Source material —
..........

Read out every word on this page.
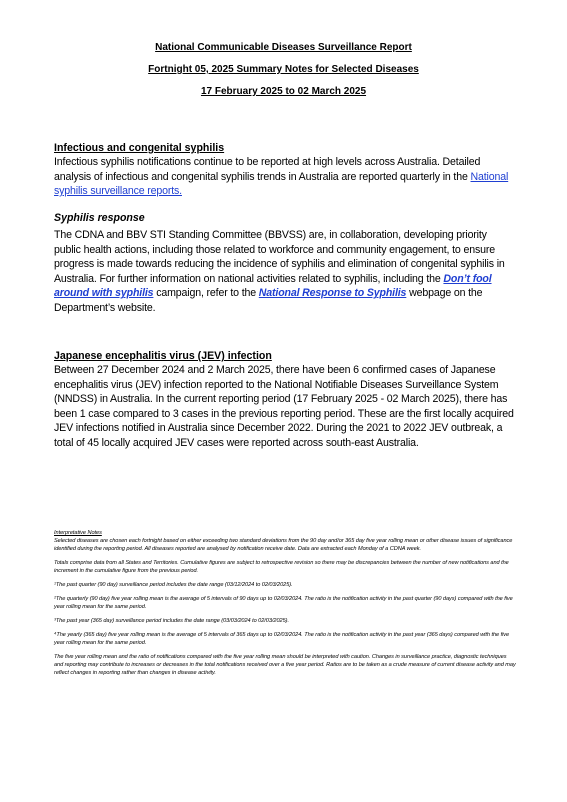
National Communicable Diseases Surveillance Report
Fortnight 05, 2025 Summary Notes for Selected Diseases
17 February 2025 to 02 March 2025

Infectious and congenital syphilis

Infectious syphilis notifications continue to be reported at high levels across Australia. Detailed analysis of infectious and congenital syphilis trends in Australia are reported quarterly in the National syphilis surveillance reports.

Syphilis response

The CDNA and BBV STI Standing Committee (BBVSS) are, in collaboration, developing priority public health actions, including those related to workforce and community engagement, to ensure progress is made towards reducing the incidence of syphilis and elimination of congenital syphilis in Australia. For further information on national activities related to syphilis, including the Don’t fool around with syphilis campaign, refer to the National Response to Syphilis webpage on the Department’s website.

Japanese encephalitis virus (JEV) infection

Between 27 December 2024 and 2 March 2025, there have been 6 confirmed cases of Japanese encephalitis virus (JEV) infection reported to the National Notifiable Diseases Surveillance System (NNDSS) in Australia. In the current reporting period (17 February 2025 - 02 March 2025), there has been 1 case compared to 3 cases in the previous reporting period. These are the first locally acquired JEV infections notified in Australia since December 2022. During the 2021 to 2022 JEV outbreak, a total of 45 locally acquired JEV cases were reported across south-east Australia.

Interpretative Notes

Selected diseases are chosen each fortnight based on either exceeding two standard deviations from the 90 day and/or 365 day five year rolling mean or other disease issues of significance identified during the reporting period. All diseases reported are analysed by notification receive date. Data are extracted each Monday of a CDNA week.

Totals comprise data from all States and Territories. Cumulative figures are subject to retrospective revision so there may be discrepancies between the number of new notifications and the increment in the cumulative figure from the previous period.

¹The past quarter (90 day) surveillance period includes the date range (03/12/2024 to 02/03/2025).

²The quarterly (90 day) five year rolling mean is the average of 5 intervals of 90 days up to 02/03/2024. The ratio is the notification activity in the past quarter (90 days) compared with the five year rolling mean for the same period.

³The past year (365 day) surveillance period includes the date range (03/03/2024 to 02/03/2025).

⁴The yearly (365 day) five year rolling mean is the average of 5 intervals of 365 days up to 02/03/2024. The ratio is the notification activity in the past year (365 days) compared with the five year rolling mean for the same period.

The five year rolling mean and the ratio of notifications compared with the five year rolling mean should be interpreted with caution. Changes in surveillance practice, diagnostic techniques and reporting may contribute to increases or decreases in the total notifications received over a five year period. Ratios are to be taken as a crude measure of current disease activity and may reflect changes in reporting rather than changes in disease activity.
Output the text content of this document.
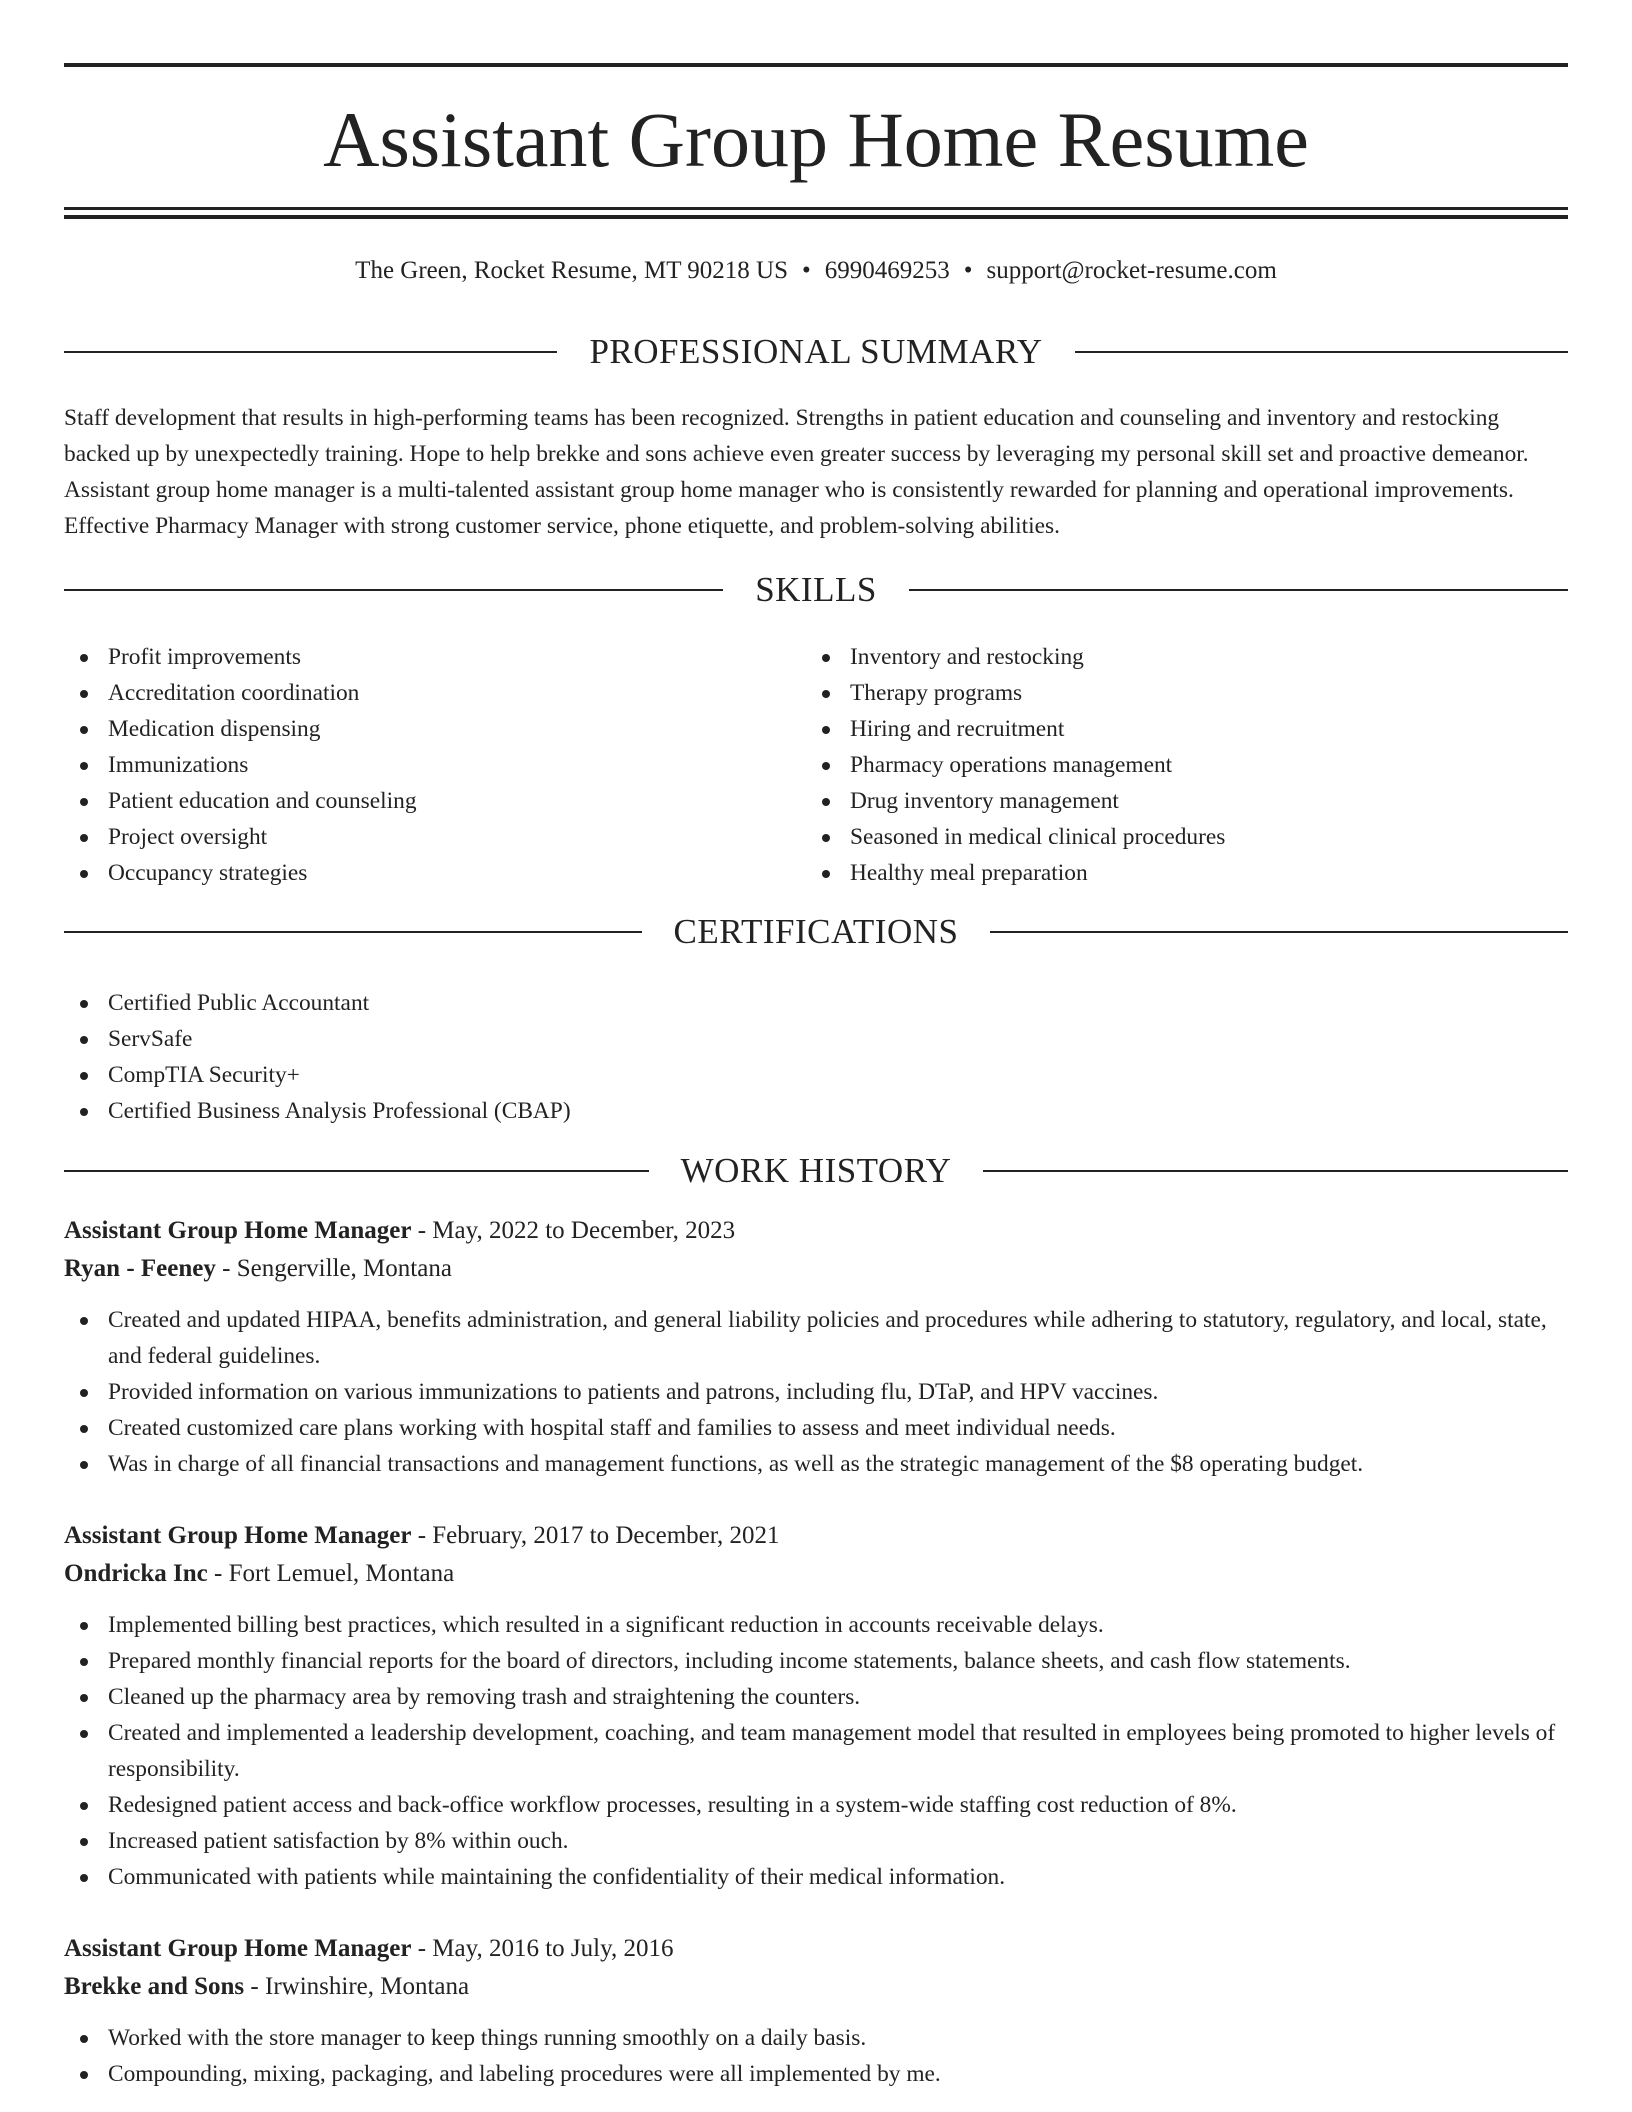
Assistant Group Home Resume
The Green, Rocket Resume, MT 90218 US • 6990469253 • support@rocket-resume.com
PROFESSIONAL SUMMARY

Staff development that results in high-performing teams has been recognized. Strengths in patient education and counseling and inventory and restocking backed up by unexpectedly training. Hope to help brekke and sons achieve even greater success by leveraging my personal skill set and proactive demeanor. Assistant group home manager is a multi-talented assistant group home manager who is consistently rewarded for planning and operational improvements. Effective Pharmacy Manager with strong customer service, phone etiquette, and problem-solving abilities.

SKILLS
Profit improvements
Accreditation coordination
Medication dispensing
Immunizations
Patient education and counseling
Project oversight
Occupancy strategies
Inventory and restocking
Therapy programs
Hiring and recruitment
Pharmacy operations management
Drug inventory management
Seasoned in medical clinical procedures
Healthy meal preparation
CERTIFICATIONS
Certified Public Accountant
ServSafe
CompTIA Security+
Certified Business Analysis Professional (CBAP)
WORK HISTORY
Assistant Group Home Manager - May, 2022 to December, 2023
Ryan - Feeney - Sengerville, Montana
Created and updated HIPAA, benefits administration, and general liability policies and procedures while adhering to statutory, regulatory, and local, state, and federal guidelines.
Provided information on various immunizations to patients and patrons, including flu, DTaP, and HPV vaccines.
Created customized care plans working with hospital staff and families to assess and meet individual needs.
Was in charge of all financial transactions and management functions, as well as the strategic management of the $8 operating budget.
Assistant Group Home Manager - February, 2017 to December, 2021
Ondricka Inc - Fort Lemuel, Montana
Implemented billing best practices, which resulted in a significant reduction in accounts receivable delays.
Prepared monthly financial reports for the board of directors, including income statements, balance sheets, and cash flow statements.
Cleaned up the pharmacy area by removing trash and straightening the counters.
Created and implemented a leadership development, coaching, and team management model that resulted in employees being promoted to higher levels of responsibility.
Redesigned patient access and back-office workflow processes, resulting in a system-wide staffing cost reduction of 8%.
Increased patient satisfaction by 8% within ouch.
Communicated with patients while maintaining the confidentiality of their medical information.
Assistant Group Home Manager - May, 2016 to July, 2016
Brekke and Sons - Irwinshire, Montana
Worked with the store manager to keep things running smoothly on a daily basis.
Compounding, mixing, packaging, and labeling procedures were all implemented by me.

..........

Work task — The result should be an exact copy of the material, containing no pictures.

Exercise answer —
Read out every word on this page.
National Communicable Diseases Surveillance Report
Fortnight 05, 2025 Summary Notes for Selected Diseases
17 February 2025 to 02 March 2025

Infectious and congenital syphilis

Infectious syphilis notifications continue to be reported at high levels across Australia. Detailed analysis of infectious and congenital syphilis trends in Australia are reported quarterly in the National syphilis surveillance reports.

Syphilis response

The CDNA and BBV STI Standing Committee (BBVSS) are, in collaboration, developing priority public health actions, including those related to workforce and community engagement, to ensure progress is made towards reducing the incidence of syphilis and elimination of congenital syphilis in Australia. For further information on national activities related to syphilis, including the Don’t fool around with syphilis campaign, refer to the National Response to Syphilis webpage on the Department’s website.

Japanese encephalitis virus (JEV) infection

Between 27 December 2024 and 2 March 2025, there have been 6 confirmed cases of Japanese encephalitis virus (JEV) infection reported to the National Notifiable Diseases Surveillance System (NNDSS) in Australia. In the current reporting period (17 February 2025 - 02 March 2025), there has been 1 case compared to 3 cases in the previous reporting period. These are the first locally acquired JEV infections notified in Australia since December 2022. During the 2021 to 2022 JEV outbreak, a total of 45 locally acquired JEV cases were reported across south-east Australia.

Interpretative Notes

Selected diseases are chosen each fortnight based on either exceeding two standard deviations from the 90 day and/or 365 day five year rolling mean or other disease issues of significance identified during the reporting period. All diseases reported are analysed by notification receive date. Data are extracted each Monday of a CDNA week.

Totals comprise data from all States and Territories. Cumulative figures are subject to retrospective revision so there may be discrepancies between the number of new notifications and the increment in the cumulative figure from the previous period.

¹The past quarter (90 day) surveillance period includes the date range (03/12/2024 to 02/03/2025).

²The quarterly (90 day) five year rolling mean is the average of 5 intervals of 90 days up to 02/03/2024. The ratio is the notification activity in the past quarter (90 days) compared with the five year rolling mean for the same period.

³The past year (365 day) surveillance period includes the date range (03/03/2024 to 02/03/2025).

⁴The yearly (365 day) five year rolling mean is the average of 5 intervals of 365 days up to 02/03/2024. The ratio is the notification activity in the past year (365 days) compared with the five year rolling mean for the same period.

The five year rolling mean and the ratio of notifications compared with the five year rolling mean should be interpreted with caution. Changes in surveillance practice, diagnostic techniques and reporting may contribute to increases or decreases in the total notifications received over a five year period. Ratios are to be taken as a crude measure of current disease activity and may reflect changes in reporting rather than changes in disease activity.
Output the text content of this document.
Assistant Group Home Resume
The Green, Rocket Resume, MT 90218 US • 6990469253 • support@rocket-resume.com
PROFESSIONAL SUMMARY

Staff development that results in high-performing teams has been recognized. Strengths in patient education and counseling and inventory and restocking backed up by unexpectedly training. Hope to help brekke and sons achieve even greater success by leveraging my personal skill set and proactive demeanor. Assistant group home manager is a multi-talented assistant group home manager who is consistently rewarded for planning and operational improvements. Effective Pharmacy Manager with strong customer service, phone etiquette, and problem-solving abilities.

SKILLS
Profit improvements
Accreditation coordination
Medication dispensing
Immunizations
Patient education and counseling
Project oversight
Occupancy strategies
Inventory and restocking
Therapy programs
Hiring and recruitment
Pharmacy operations management
Drug inventory management
Seasoned in medical clinical procedures
Healthy meal preparation
CERTIFICATIONS
Certified Public Accountant
ServSafe
CompTIA Security+
Certified Business Analysis Professional (CBAP)
WORK HISTORY
Assistant Group Home Manager - May, 2022 to December, 2023
Ryan - Feeney - Sengerville, Montana
Created and updated HIPAA, benefits administration, and general liability policies and procedures while adhering to statutory, regulatory, and local, state, and federal guidelines.
Provided information on various immunizations to patients and patrons, including flu, DTaP, and HPV vaccines.
Created customized care plans working with hospital staff and families to assess and meet individual needs.
Was in charge of all financial transactions and management functions, as well as the strategic management of the $8 operating budget.
Assistant Group Home Manager - February, 2017 to December, 2021
Ondricka Inc - Fort Lemuel, Montana
Implemented billing best practices, which resulted in a significant reduction in accounts receivable delays.
Prepared monthly financial reports for the board of directors, including income statements, balance sheets, and cash flow statements.
Cleaned up the pharmacy area by removing trash and straightening the counters.
Created and implemented a leadership development, coaching, and team management model that resulted in employees being promoted to higher levels of responsibility.
Redesigned patient access and back-office workflow processes, resulting in a system-wide staffing cost reduction of 8%.
Increased patient satisfaction by 8% within ouch.
Communicated with patients while maintaining the confidentiality of their medical information.
Assistant Group Home Manager - May, 2016 to July, 2016
Brekke and Sons - Irwinshire, Montana
Worked with the store manager to keep things running smoothly on a daily basis.
Compounding, mixing, packaging, and labeling procedures were all implemented by me.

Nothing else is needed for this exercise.